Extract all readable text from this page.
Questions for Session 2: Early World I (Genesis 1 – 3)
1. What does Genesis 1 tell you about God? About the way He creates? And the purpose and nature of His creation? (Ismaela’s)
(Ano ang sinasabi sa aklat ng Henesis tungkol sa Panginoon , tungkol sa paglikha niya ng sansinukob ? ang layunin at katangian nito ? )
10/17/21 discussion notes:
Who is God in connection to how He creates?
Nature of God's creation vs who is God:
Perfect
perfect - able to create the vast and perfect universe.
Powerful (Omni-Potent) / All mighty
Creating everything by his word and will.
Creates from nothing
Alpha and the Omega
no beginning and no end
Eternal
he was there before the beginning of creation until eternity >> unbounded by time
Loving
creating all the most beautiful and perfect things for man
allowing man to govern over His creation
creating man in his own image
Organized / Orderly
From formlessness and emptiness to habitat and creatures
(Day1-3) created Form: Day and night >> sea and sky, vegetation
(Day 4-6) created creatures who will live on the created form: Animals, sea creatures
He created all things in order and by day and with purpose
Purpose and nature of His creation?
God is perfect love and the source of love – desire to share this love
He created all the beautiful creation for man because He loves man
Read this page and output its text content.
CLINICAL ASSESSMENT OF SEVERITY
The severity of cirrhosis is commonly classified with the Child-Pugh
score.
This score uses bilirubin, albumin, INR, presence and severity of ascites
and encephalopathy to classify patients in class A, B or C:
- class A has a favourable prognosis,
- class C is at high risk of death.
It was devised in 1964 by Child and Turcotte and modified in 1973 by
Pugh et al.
════════
→ **Exercise**
Output exactly the lines from the one containing "Read this page and output its text content." through the last line of the entries, both ends included.

→ **Solution to this problem**
Read this page and output its text content.
CLINICAL ASSESSMENT OF SEVERITY
The severity of cirrhosis is commonly classified with the Child-Pugh
score.
This score uses bilirubin, albumin, INR, presence and severity of ascites
and encephalopathy to classify patients in class A, B or C:
- class A has a favourable prognosis,
- class C is at high risk of death.
It was devised in 1964 by Child and Turcotte and modified in 1973 by
Pugh et al.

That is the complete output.